(Dataset records)
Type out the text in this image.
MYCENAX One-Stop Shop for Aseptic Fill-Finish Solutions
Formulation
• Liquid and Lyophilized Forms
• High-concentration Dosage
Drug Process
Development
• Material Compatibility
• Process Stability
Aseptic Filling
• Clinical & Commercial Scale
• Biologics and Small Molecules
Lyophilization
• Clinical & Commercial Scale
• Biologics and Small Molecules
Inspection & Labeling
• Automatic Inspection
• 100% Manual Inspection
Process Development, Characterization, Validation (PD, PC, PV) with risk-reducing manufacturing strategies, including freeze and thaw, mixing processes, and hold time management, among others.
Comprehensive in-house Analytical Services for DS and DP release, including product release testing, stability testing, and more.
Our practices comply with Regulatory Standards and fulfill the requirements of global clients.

* [Request] Every record should be given again exactly.

* [Result below]
Type out the text in this image.
MYCENAX One-Stop Shop for Aseptic Fill-Finish Solutions
Formulation
• Liquid and Lyophilized Forms
• High-concentration Dosage
Drug Process
Development
• Material Compatibility
• Process Stability
Aseptic Filling
• Clinical & Commercial Scale
• Biologics and Small Molecules
Lyophilization
• Clinical & Commercial Scale
• Biologics and Small Molecules
Inspection & Labeling
• Automatic Inspection
• 100% Manual Inspection
Process Development, Characterization, Validation (PD, PC, PV) with risk-reducing manufacturing strategies, including freeze and thaw, mixing processes, and hold time management, among others.
Comprehensive in-house Analytical Services for DS and DP release, including product release testing, stability testing, and more.
Our practices comply with Regulatory Standards and fulfill the requirements of global clients.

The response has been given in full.